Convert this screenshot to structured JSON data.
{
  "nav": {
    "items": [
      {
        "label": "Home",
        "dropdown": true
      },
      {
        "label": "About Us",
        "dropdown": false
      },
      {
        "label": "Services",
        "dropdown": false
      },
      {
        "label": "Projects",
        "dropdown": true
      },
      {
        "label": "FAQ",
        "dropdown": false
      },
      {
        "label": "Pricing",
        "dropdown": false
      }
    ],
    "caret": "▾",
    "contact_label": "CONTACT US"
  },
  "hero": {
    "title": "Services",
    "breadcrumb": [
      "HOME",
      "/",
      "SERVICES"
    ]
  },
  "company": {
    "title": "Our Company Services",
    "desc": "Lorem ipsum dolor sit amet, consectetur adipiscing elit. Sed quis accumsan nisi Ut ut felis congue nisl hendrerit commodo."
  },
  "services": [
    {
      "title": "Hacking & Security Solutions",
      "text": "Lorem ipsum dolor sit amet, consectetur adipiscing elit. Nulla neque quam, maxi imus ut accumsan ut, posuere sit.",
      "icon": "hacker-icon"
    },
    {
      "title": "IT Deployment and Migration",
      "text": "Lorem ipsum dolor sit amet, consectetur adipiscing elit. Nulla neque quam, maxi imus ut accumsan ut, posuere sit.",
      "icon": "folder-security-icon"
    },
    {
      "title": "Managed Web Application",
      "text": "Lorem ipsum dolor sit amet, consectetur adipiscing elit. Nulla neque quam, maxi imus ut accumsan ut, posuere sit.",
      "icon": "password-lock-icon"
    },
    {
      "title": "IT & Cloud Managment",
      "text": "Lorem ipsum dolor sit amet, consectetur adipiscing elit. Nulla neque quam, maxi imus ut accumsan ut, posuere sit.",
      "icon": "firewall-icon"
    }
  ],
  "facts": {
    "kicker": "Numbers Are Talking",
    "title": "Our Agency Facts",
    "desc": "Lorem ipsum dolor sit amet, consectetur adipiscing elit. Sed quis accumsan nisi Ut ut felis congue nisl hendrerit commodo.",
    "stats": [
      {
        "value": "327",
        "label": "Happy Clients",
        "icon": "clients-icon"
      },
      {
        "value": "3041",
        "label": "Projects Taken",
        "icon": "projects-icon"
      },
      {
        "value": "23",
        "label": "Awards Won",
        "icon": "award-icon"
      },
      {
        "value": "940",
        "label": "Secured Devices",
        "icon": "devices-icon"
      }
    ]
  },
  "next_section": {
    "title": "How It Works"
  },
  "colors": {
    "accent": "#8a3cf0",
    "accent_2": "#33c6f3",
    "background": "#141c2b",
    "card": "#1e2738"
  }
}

* **Task instructions**
Show all lines from the records above where the word "value" occurs.

* **Output for this task**
        "value": "327",
        "value": "3041",
        "value": "23",
        "value": "940",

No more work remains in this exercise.